CHALLENGE:
In the data below, locate each line with the word "判处有期徒刑二年" and list it.

-.-.-

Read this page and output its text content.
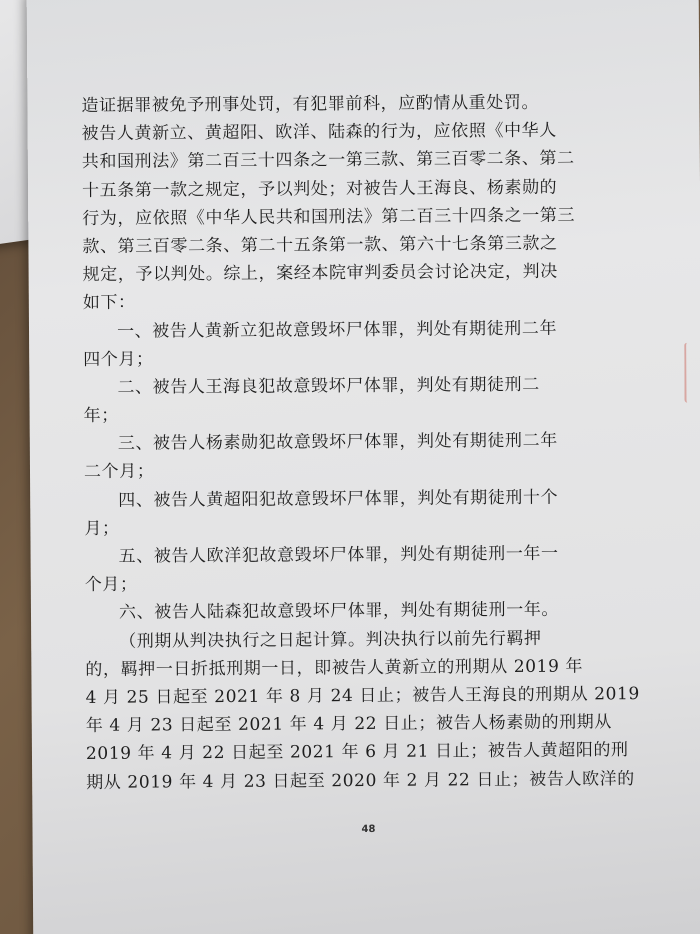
造证据罪被免予刑事处罚，有犯罪前科，应酌情从重处罚。
被告人黄新立、黄超阳、欧洋、陆森的行为，应依照《中华人
共和国刑法》第二百三十四条之一第三款、第三百零二条、第二
十五条第一款之规定，予以判处；对被告人王海良、杨素勋的
行为，应依照《中华人民共和国刑法》第二百三十四条之一第三
款、第三百零二条、第二十五条第一款、第六十七条第三款之
规定，予以判处。综上，案经本院审判委员会讨论决定，判决
如下：
一、被告人黄新立犯故意毁坏尸体罪，判处有期徒刑二年
四个月；
二、被告人王海良犯故意毁坏尸体罪，判处有期徒刑二
年；
三、被告人杨素勋犯故意毁坏尸体罪，判处有期徒刑二年
二个月；
四、被告人黄超阳犯故意毁坏尸体罪，判处有期徒刑十个
月；
五、被告人欧洋犯故意毁坏尸体罪，判处有期徒刑一年一
个月；
六、被告人陆森犯故意毁坏尸体罪，判处有期徒刑一年。
（刑期从判决执行之日起计算。判决执行以前先行羁押
的，羁押一日折抵刑期一日，即被告人黄新立的刑期从 2019 年
4 月 25 日起至 2021 年 8 月 24 日止；被告人王海良的刑期从 2019
年 4 月 23 日起至 2021 年 4 月 22 日止；被告人杨素勋的刑期从
2019 年 4 月 22 日起至 2021 年 6 月 21 日止；被告人黄超阳的刑
期从 2019 年 4 月 23 日起至 2020 年 2 月 22 日止；被告人欧洋的
48
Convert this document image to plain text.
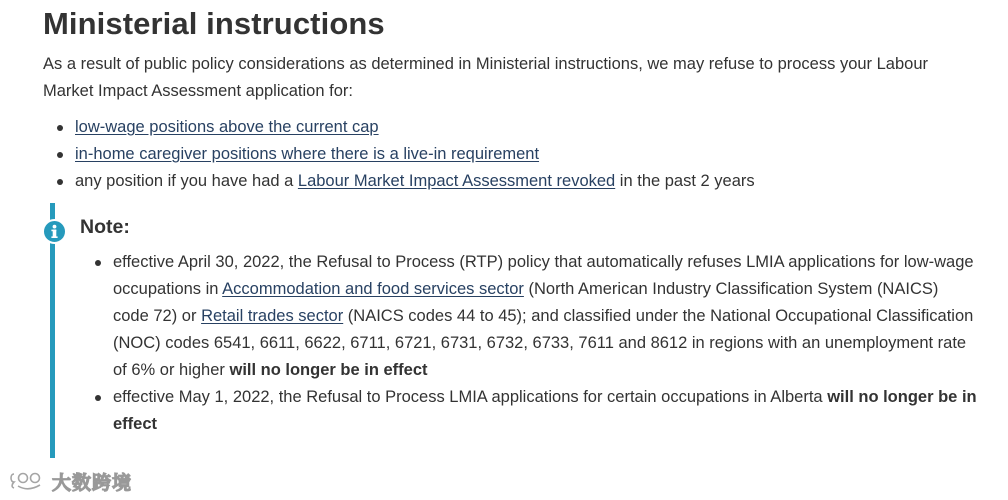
Ministerial instructions

As a result of public policy considerations as determined in Ministerial instructions, we may refuse to process your Labour Market Impact Assessment application for:

low-wage positions above the current cap
in-home caregiver positions where there is a live-in requirement
any position if you have had a Labour Market Impact Assessment revoked in the past 2 years
Note:
effective April 30, 2022, the Refusal to Process (RTP) policy that automatically refuses LMIA applications for low-wage occupations in Accommodation and food services sector (North American Industry Classification System (NAICS) code 72) or Retail trades sector (NAICS codes 44 to 45); and classified under the National Occupational Classification (NOC) codes 6541, 6611, 6622, 6711, 6721, 6731, 6732, 6733, 7611 and 8612 in regions with an unemployment rate of 6% or higher will no longer be in effect
effective May 1, 2022, the Refusal to Process LMIA applications for certain occupations in Alberta will no longer be in effect
大数跨境
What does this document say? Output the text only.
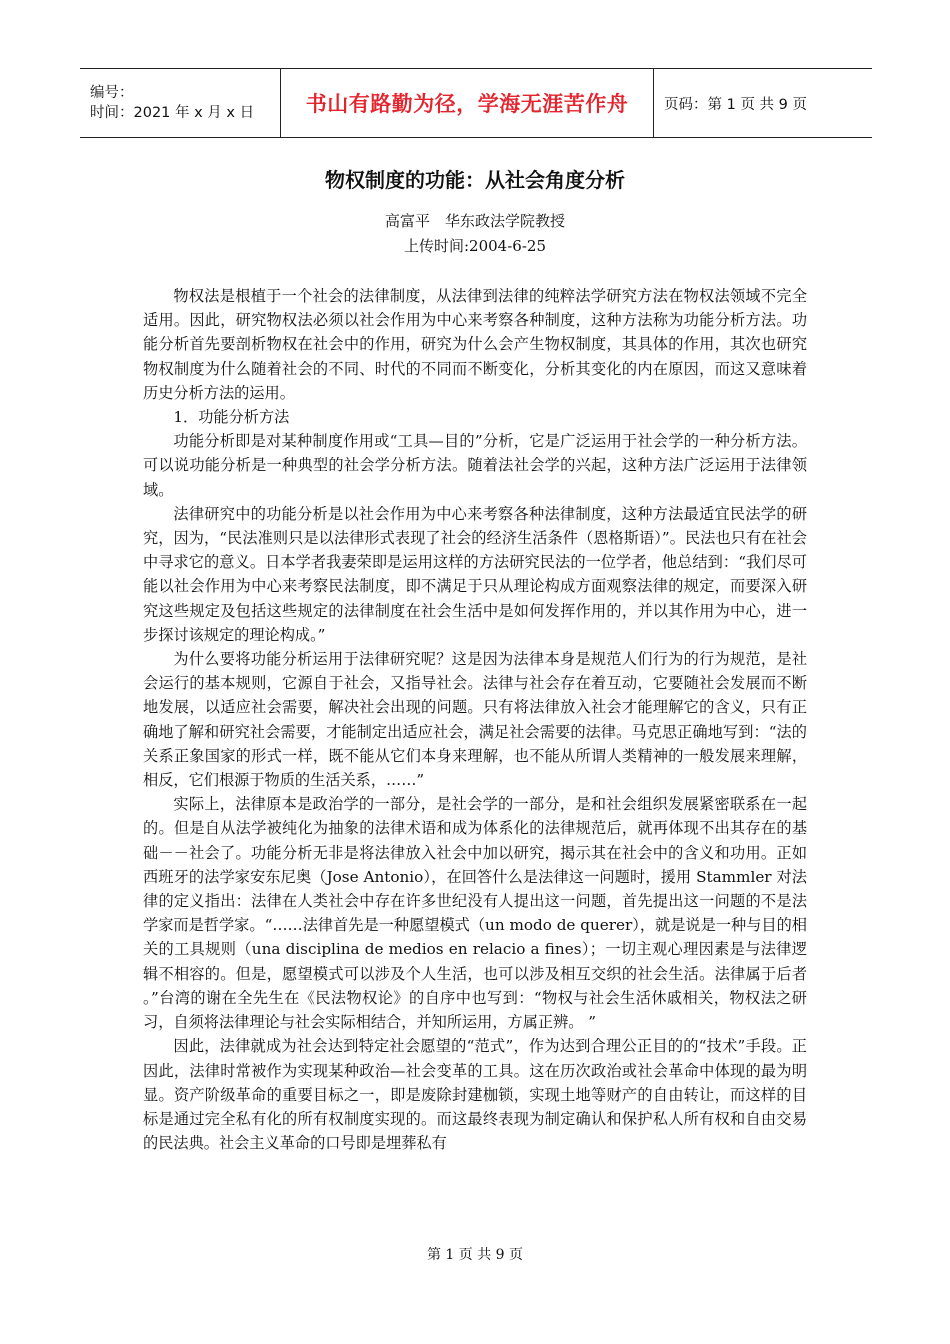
编号：
时间：2021 年 x 月 x 日	书山有路勤为径，学海无涯苦作舟 页码：第 1 页 共 9 页
物权制度的功能：从社会角度分析
高富平　华东政法学院教授
上传时间:2004-6-25

物权法是根植于一个社会的法律制度，从法律到法律的纯粹法学研究方法在物权法领域不完全适用。因此，研究物权法必须以社会作用为中心来考察各种制度，这种方法称为功能分析方法。功能分析首先要剖析物权在社会中的作用，研究为什么会产生物权制度，其具体的作用，其次也研究物权制度为什么随着社会的不同、时代的不同而不断变化，分析其变化的内在原因，而这又意味着历史分析方法的运用。

1．功能分析方法

功能分析即是对某种制度作用或“工具—目的”分析，它是广泛运用于社会学的一种分析方法。可以说功能分析是一种典型的社会学分析方法。随着法社会学的兴起，这种方法广泛运用于法律领域。

法律研究中的功能分析是以社会作用为中心来考察各种法律制度，这种方法最适宜民法学的研究，因为，“民法准则只是以法律形式表现了社会的经济生活条件（恩格斯语）”。民法也只有在社会中寻求它的意义。日本学者我妻荣即是运用这样的方法研究民法的一位学者，他总结到：“我们尽可能以社会作用为中心来考察民法制度，即不满足于只从理论构成方面观察法律的规定，而要深入研究这些规定及包括这些规定的法律制度在社会生活中是如何发挥作用的，并以其作用为中心，进一步探讨该规定的理论构成。”

为什么要将功能分析运用于法律研究呢？这是因为法律本身是规范人们行为的行为规范，是社会运行的基本规则，它源自于社会，又指导社会。法律与社会存在着互动，它要随社会发展而不断地发展，以适应社会需要，解决社会出现的问题。只有将法律放入社会才能理解它的含义，只有正确地了解和研究社会需要，才能制定出适应社会，满足社会需要的法律。马克思正确地写到：“法的关系正象国家的形式一样，既不能从它们本身来理解，也不能从所谓人类精神的一般发展来理解，相反，它们根源于物质的生活关系，……”

实际上，法律原本是政治学的一部分，是社会学的一部分，是和社会组织发展紧密联系在一起的。但是自从法学被纯化为抽象的法律术语和成为体系化的法律规范后，就再体现不出其存在的基础－－社会了。功能分析无非是将法律放入社会中加以研究，揭示其在社会中的含义和功用。正如西班牙的法学家安东尼奥（Jose Antonio），在回答什么是法律这一问题时，援用 Stammler 对法律的定义指出：法律在人类社会中存在许多世纪没有人提出这一问题，首先提出这一问题的不是法学家而是哲学家。“……法律首先是一种愿望模式（un modo de querer），就是说是一种与目的相关的工具规则（una disciplina de medios en relacio a fines）；一切主观心理因素是与法律逻辑不相容的。但是，愿望模式可以涉及个人生活，也可以涉及相互交织的社会生活。法律属于后者 。”台湾的谢在全先生在《民法物权论》的自序中也写到：“物权与社会生活休戚相关，物权法之研习，自须将法律理论与社会实际相结合，并知所运用，方属正辨。 ”

因此，法律就成为社会达到特定社会愿望的“范式”，作为达到合理公正目的的“技术”手段。正因此，法律时常被作为实现某种政治—社会变革的工具。这在历次政治或社会革命中体现的最为明显。资产阶级革命的重要目标之一，即是废除封建枷锁，实现土地等财产的自由转让，而这样的目标是通过完全私有化的所有权制度实现的。而这最终表现为制定确认和保护私人所有权和自由交易的民法典。社会主义革命的口号即是埋葬私有

第 1 页 共 9 页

-.-.-

RESULT BELOW:
一、被告人黄新立犯故意毁坏尸体罪，判处有期徒刑二年
三、被告人杨素勋犯故意毁坏尸体罪，判处有期徒刑二年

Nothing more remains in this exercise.